►
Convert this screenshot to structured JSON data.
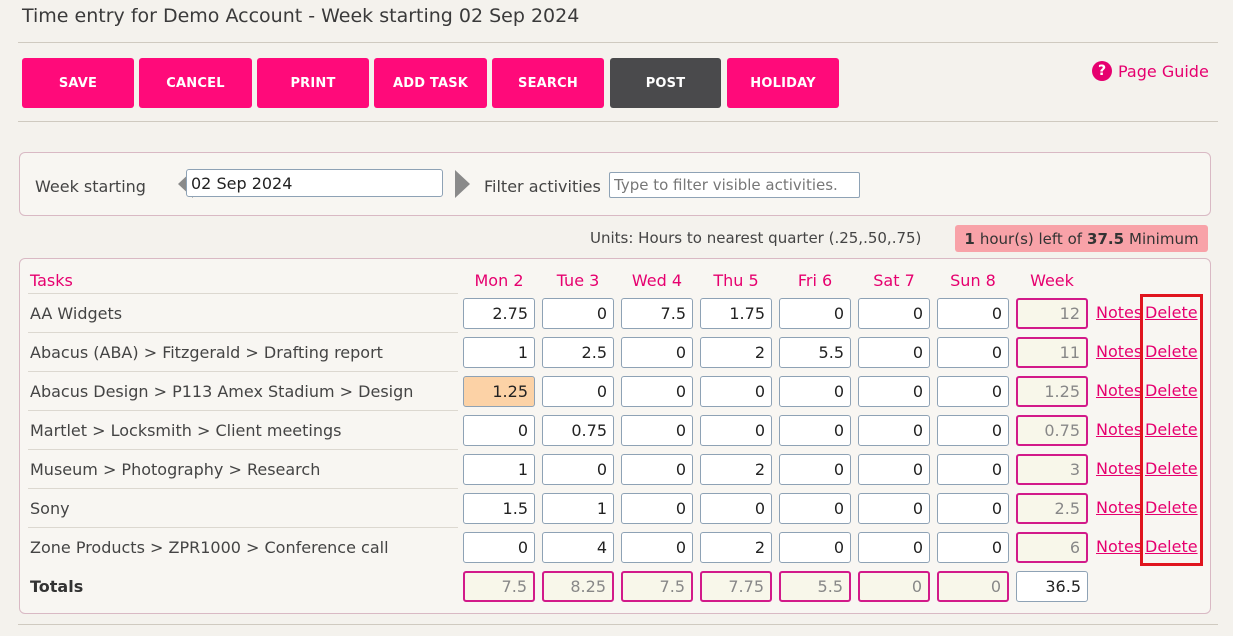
{
  "page": {
    "title": "Time entry for Demo Account - Week starting 02 Sep 2024"
  },
  "toolbar": {
    "buttons": [
      "SAVE",
      "CANCEL",
      "PRINT",
      "ADD TASK",
      "SEARCH",
      "POST",
      "HOLIDAY"
    ],
    "page_guide": "Page Guide"
  },
  "filters": {
    "week_label": "Week starting",
    "week_value": "02 Sep 2024",
    "filter_label": "Filter activities",
    "filter_placeholder": "Type to filter visible activities."
  },
  "status": {
    "units": "Units: Hours to nearest quarter (.25,.50,.75)",
    "hours_left_num": "1",
    "hours_left_text": "hour(s) left of",
    "minimum_num": "37.5",
    "minimum_text": "Minimum"
  },
  "grid": {
    "tasks_header": "Tasks",
    "days": [
      "Mon 2",
      "Tue 3",
      "Wed 4",
      "Thu 5",
      "Fri 6",
      "Sat 7",
      "Sun 8"
    ],
    "week_header": "Week",
    "notes_label": "Notes",
    "delete_label": "Delete",
    "rows": [
      {
        "task": "AA Widgets",
        "hours": [
          "2.75",
          "0",
          "7.5",
          "1.75",
          "0",
          "0",
          "0"
        ],
        "week": "12"
      },
      {
        "task": "Abacus (ABA) > Fitzgerald > Drafting report",
        "hours": [
          "1",
          "2.5",
          "0",
          "2",
          "5.5",
          "0",
          "0"
        ],
        "week": "11"
      },
      {
        "task": "Abacus Design > P113 Amex Stadium > Design",
        "hours": [
          "1.25",
          "0",
          "0",
          "0",
          "0",
          "0",
          "0"
        ],
        "week": "1.25"
      },
      {
        "task": "Martlet > Locksmith > Client meetings",
        "hours": [
          "0",
          "0.75",
          "0",
          "0",
          "0",
          "0",
          "0"
        ],
        "week": "0.75"
      },
      {
        "task": "Museum > Photography > Research",
        "hours": [
          "1",
          "0",
          "0",
          "2",
          "0",
          "0",
          "0"
        ],
        "week": "3"
      },
      {
        "task": "Sony",
        "hours": [
          "1.5",
          "1",
          "0",
          "0",
          "0",
          "0",
          "0"
        ],
        "week": "2.5"
      },
      {
        "task": "Zone Products > ZPR1000 > Conference call",
        "hours": [
          "0",
          "4",
          "0",
          "2",
          "0",
          "0",
          "0"
        ],
        "week": "6"
      }
    ],
    "totals_label": "Totals",
    "totals": [
      "7.5",
      "8.25",
      "7.5",
      "7.75",
      "5.5",
      "0",
      "0"
    ],
    "week_total": "36.5"
  }
}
◄
*SET EXERCISE:* Transcribe the listing above verbatim. Omit the pictures.

*COMPLETED TASK:*
Convert this screenshot to structured JSON data.
{
  "page": {
    "title": "Time entry for Demo Account - Week starting 02 Sep 2024"
  },
  "toolbar": {
    "buttons": [
      "SAVE",
      "CANCEL",
      "PRINT",
      "ADD TASK",
      "SEARCH",
      "POST",
      "HOLIDAY"
    ],
    "page_guide": "Page Guide"
  },
  "filters": {
    "week_label": "Week starting",
    "week_value": "02 Sep 2024",
    "filter_label": "Filter activities",
    "filter_placeholder": "Type to filter visible activities."
  },
  "status": {
    "units": "Units: Hours to nearest quarter (.25,.50,.75)",
    "hours_left_num": "1",
    "hours_left_text": "hour(s) left of",
    "minimum_num": "37.5",
    "minimum_text": "Minimum"
  },
  "grid": {
    "tasks_header": "Tasks",
    "days": [
      "Mon 2",
      "Tue 3",
      "Wed 4",
      "Thu 5",
      "Fri 6",
      "Sat 7",
      "Sun 8"
    ],
    "week_header": "Week",
    "notes_label": "Notes",
    "delete_label": "Delete",
    "rows": [
      {
        "task": "AA Widgets",
        "hours": [
          "2.75",
          "0",
          "7.5",
          "1.75",
          "0",
          "0",
          "0"
        ],
        "week": "12"
      },
      {
        "task": "Abacus (ABA) > Fitzgerald > Drafting report",
        "hours": [
          "1",
          "2.5",
          "0",
          "2",
          "5.5",
          "0",
          "0"
        ],
        "week": "11"
      },
      {
        "task": "Abacus Design > P113 Amex Stadium > Design",
        "hours": [
          "1.25",
          "0",
          "0",
          "0",
          "0",
          "0",
          "0"
        ],
        "week": "1.25"
      },
      {
        "task": "Martlet > Locksmith > Client meetings",
        "hours": [
          "0",
          "0.75",
          "0",
          "0",
          "0",
          "0",
          "0"
        ],
        "week": "0.75"
      },
      {
        "task": "Museum > Photography > Research",
        "hours": [
          "1",
          "0",
          "0",
          "2",
          "0",
          "0",
          "0"
        ],
        "week": "3"
      },
      {
        "task": "Sony",
        "hours": [
          "1.5",
          "1",
          "0",
          "0",
          "0",
          "0",
          "0"
        ],
        "week": "2.5"
      },
      {
        "task": "Zone Products > ZPR1000 > Conference call",
        "hours": [
          "0",
          "4",
          "0",
          "2",
          "0",
          "0",
          "0"
        ],
        "week": "6"
      }
    ],
    "totals_label": "Totals",
    "totals": [
      "7.5",
      "8.25",
      "7.5",
      "7.75",
      "5.5",
      "0",
      "0"
    ],
    "week_total": "36.5"
  }
}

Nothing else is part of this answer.